◆ What to work on ◆
Would you set down every entry shown below, precisely as written?
----- Given records
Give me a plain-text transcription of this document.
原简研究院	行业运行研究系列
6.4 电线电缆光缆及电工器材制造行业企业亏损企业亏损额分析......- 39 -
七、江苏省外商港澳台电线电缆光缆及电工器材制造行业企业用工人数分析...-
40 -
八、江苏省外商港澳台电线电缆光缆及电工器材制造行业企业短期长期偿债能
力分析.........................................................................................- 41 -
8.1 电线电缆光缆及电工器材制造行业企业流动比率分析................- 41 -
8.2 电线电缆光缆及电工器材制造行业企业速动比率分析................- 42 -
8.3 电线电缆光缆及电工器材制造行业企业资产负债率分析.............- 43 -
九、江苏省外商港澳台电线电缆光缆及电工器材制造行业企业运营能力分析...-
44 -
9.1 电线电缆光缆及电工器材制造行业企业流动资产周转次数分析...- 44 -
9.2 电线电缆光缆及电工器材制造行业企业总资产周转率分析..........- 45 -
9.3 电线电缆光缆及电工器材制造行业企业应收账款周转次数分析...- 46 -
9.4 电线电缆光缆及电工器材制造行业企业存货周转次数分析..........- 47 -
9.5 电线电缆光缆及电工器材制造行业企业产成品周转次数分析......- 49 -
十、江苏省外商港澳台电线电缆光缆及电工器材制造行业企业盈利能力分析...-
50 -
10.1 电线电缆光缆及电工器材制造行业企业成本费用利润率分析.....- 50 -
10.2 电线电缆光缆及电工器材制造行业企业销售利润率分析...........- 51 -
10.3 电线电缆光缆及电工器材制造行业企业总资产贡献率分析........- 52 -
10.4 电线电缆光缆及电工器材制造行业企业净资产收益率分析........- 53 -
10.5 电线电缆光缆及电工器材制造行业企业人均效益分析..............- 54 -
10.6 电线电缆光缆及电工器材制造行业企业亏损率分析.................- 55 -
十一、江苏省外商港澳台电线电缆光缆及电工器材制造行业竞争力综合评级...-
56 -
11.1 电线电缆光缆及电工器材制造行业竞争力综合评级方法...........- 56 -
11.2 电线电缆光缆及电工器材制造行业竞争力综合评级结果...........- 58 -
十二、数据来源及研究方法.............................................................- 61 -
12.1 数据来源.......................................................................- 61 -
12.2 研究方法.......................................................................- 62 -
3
----------
◆ Solution ◆
Give me a plain-text transcription of this document.
原简研究院	行业运行研究系列
6.4 电线电缆光缆及电工器材制造行业企业亏损企业亏损额分析......- 39 -
七、江苏省外商港澳台电线电缆光缆及电工器材制造行业企业用工人数分析...-
40 -
八、江苏省外商港澳台电线电缆光缆及电工器材制造行业企业短期长期偿债能
力分析.........................................................................................- 41 -
8.1 电线电缆光缆及电工器材制造行业企业流动比率分析................- 41 -
8.2 电线电缆光缆及电工器材制造行业企业速动比率分析................- 42 -
8.3 电线电缆光缆及电工器材制造行业企业资产负债率分析.............- 43 -
九、江苏省外商港澳台电线电缆光缆及电工器材制造行业企业运营能力分析...-
44 -
9.1 电线电缆光缆及电工器材制造行业企业流动资产周转次数分析...- 44 -
9.2 电线电缆光缆及电工器材制造行业企业总资产周转率分析..........- 45 -
9.3 电线电缆光缆及电工器材制造行业企业应收账款周转次数分析...- 46 -
9.4 电线电缆光缆及电工器材制造行业企业存货周转次数分析..........- 47 -
9.5 电线电缆光缆及电工器材制造行业企业产成品周转次数分析......- 49 -
十、江苏省外商港澳台电线电缆光缆及电工器材制造行业企业盈利能力分析...-
50 -
10.1 电线电缆光缆及电工器材制造行业企业成本费用利润率分析.....- 50 -
10.2 电线电缆光缆及电工器材制造行业企业销售利润率分析...........- 51 -
10.3 电线电缆光缆及电工器材制造行业企业总资产贡献率分析........- 52 -
10.4 电线电缆光缆及电工器材制造行业企业净资产收益率分析........- 53 -
10.5 电线电缆光缆及电工器材制造行业企业人均效益分析..............- 54 -
10.6 电线电缆光缆及电工器材制造行业企业亏损率分析.................- 55 -
十一、江苏省外商港澳台电线电缆光缆及电工器材制造行业竞争力综合评级...-
56 -
11.1 电线电缆光缆及电工器材制造行业竞争力综合评级方法...........- 56 -
11.2 电线电缆光缆及电工器材制造行业竞争力综合评级结果...........- 58 -
十二、数据来源及研究方法.............................................................- 61 -
12.1 数据来源.......................................................................- 61 -
12.2 研究方法.......................................................................- 62 -
3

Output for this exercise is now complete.